-- start MATERIAL PROVIDED --
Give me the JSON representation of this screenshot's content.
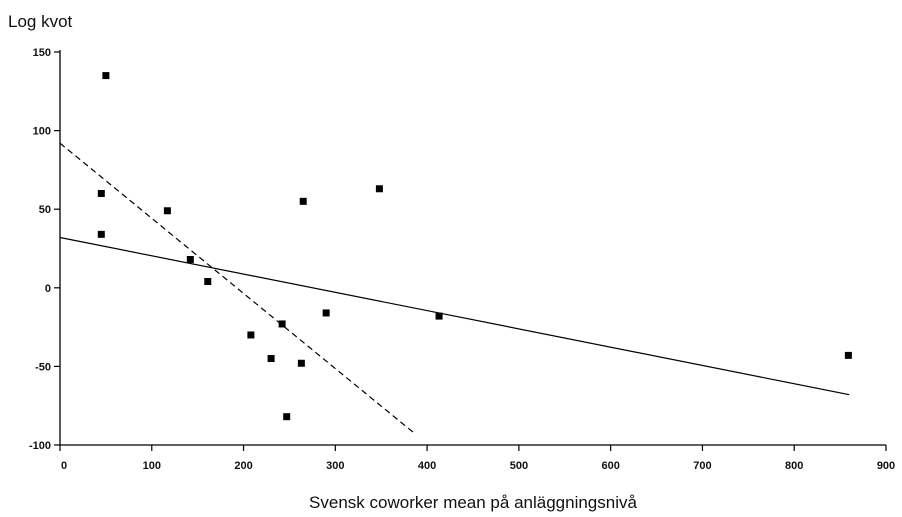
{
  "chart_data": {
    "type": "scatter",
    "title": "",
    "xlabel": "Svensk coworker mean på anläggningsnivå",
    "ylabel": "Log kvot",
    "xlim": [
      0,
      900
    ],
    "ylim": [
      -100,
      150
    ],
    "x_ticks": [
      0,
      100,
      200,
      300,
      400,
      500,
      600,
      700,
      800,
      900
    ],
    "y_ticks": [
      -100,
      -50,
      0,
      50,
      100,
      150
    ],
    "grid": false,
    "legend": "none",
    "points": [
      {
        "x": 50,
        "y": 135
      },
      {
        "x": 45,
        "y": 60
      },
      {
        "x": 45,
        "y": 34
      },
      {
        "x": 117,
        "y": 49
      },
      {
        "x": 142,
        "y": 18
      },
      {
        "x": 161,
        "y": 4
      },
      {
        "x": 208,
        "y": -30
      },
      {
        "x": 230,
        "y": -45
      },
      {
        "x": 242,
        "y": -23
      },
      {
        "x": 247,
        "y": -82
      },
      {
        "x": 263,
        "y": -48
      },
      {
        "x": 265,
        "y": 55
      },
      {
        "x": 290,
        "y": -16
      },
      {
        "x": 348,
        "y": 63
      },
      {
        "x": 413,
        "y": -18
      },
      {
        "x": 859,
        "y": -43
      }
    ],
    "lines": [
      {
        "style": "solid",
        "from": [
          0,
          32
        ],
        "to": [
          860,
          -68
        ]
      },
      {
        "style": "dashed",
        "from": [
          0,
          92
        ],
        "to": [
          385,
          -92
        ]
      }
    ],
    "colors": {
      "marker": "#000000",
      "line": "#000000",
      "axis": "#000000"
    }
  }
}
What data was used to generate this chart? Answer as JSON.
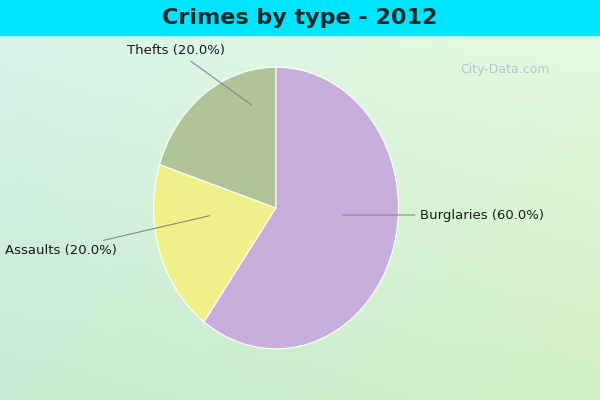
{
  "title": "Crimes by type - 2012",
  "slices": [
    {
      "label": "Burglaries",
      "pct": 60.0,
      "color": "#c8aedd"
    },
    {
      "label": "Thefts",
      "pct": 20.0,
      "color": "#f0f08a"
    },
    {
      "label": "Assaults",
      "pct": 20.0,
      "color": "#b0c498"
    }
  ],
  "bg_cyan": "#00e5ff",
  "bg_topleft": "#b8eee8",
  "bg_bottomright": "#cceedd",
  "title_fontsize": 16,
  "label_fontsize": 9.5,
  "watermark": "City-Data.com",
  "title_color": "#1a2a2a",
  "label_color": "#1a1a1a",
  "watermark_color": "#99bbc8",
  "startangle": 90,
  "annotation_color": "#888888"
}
-- end MATERIAL PROVIDED --
-- start MATERIAL PROVIDED --
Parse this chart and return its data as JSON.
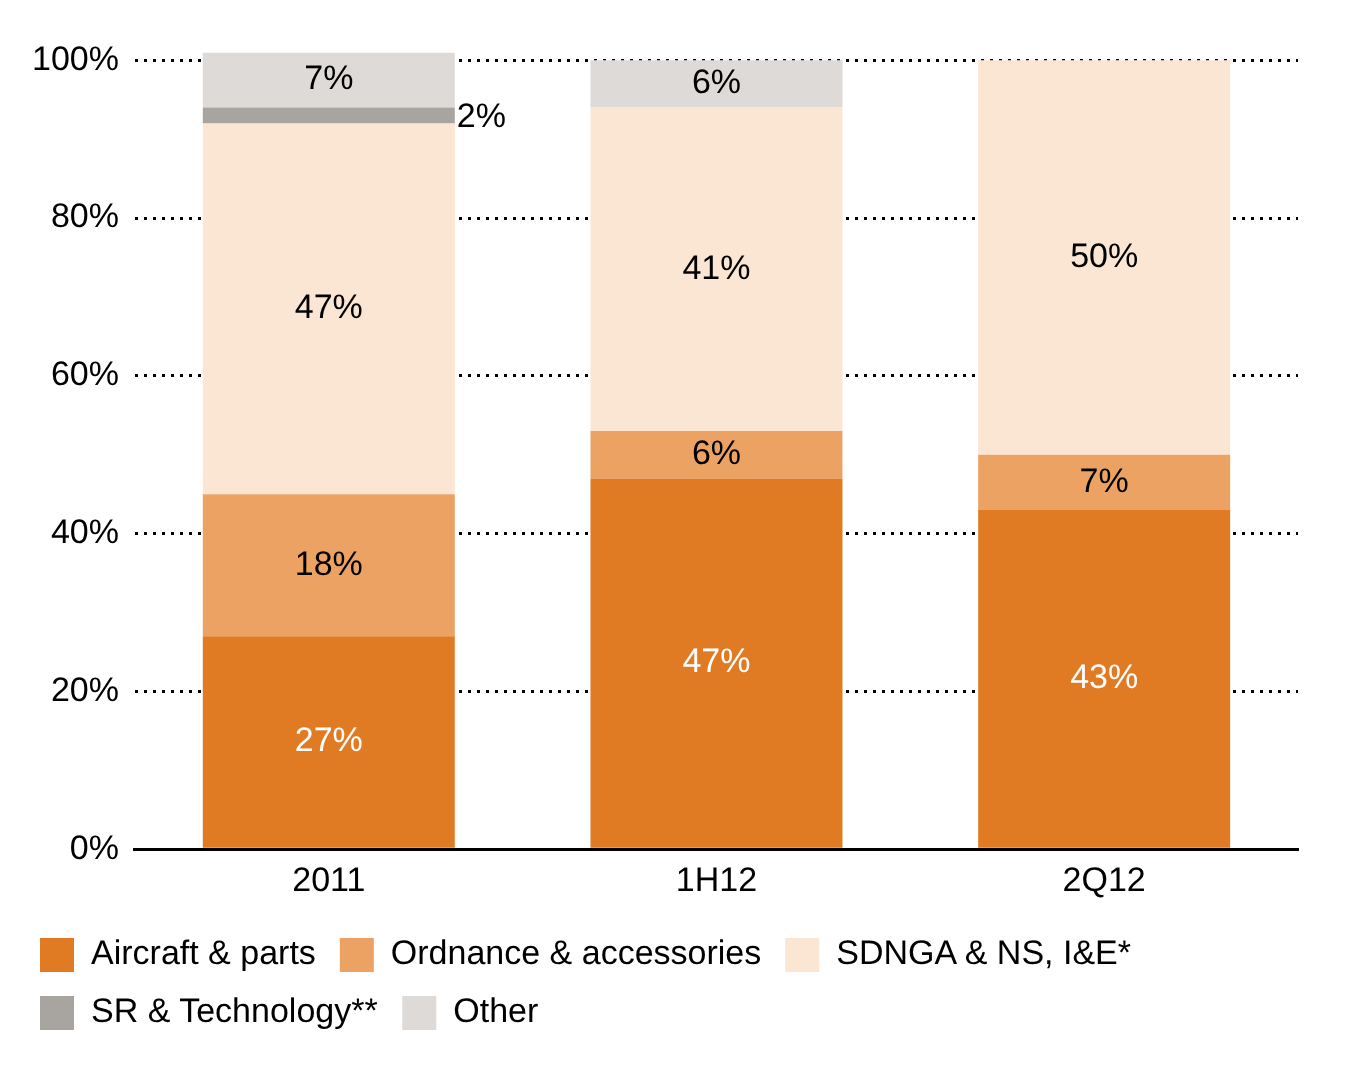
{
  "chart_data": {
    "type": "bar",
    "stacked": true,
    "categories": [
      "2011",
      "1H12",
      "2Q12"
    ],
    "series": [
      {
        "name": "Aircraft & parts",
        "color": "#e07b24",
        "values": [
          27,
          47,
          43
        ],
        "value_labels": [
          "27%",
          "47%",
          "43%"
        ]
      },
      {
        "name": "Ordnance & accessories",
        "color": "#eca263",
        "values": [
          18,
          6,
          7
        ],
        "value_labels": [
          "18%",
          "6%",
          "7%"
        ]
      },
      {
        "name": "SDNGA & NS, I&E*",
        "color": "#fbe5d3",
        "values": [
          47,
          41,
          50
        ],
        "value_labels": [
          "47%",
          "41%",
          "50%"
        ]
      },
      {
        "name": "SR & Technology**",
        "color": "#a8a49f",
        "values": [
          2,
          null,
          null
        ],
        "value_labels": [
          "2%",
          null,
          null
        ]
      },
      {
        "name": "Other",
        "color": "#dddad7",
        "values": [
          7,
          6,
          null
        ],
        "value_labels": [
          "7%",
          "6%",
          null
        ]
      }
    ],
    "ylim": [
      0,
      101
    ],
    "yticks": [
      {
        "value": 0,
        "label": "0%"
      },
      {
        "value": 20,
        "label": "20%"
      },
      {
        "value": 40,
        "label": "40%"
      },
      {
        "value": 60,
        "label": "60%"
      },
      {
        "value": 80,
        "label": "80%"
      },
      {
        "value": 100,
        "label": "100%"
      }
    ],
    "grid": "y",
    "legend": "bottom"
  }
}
-- end MATERIAL PROVIDED --
STATED EXERCISE: Pull every line containing "type" out of the records.

OUTPUT FOR THIS TASK:
    "type": "scatter",
  "title": "Crimes by type - 2012",
    "type": "bar",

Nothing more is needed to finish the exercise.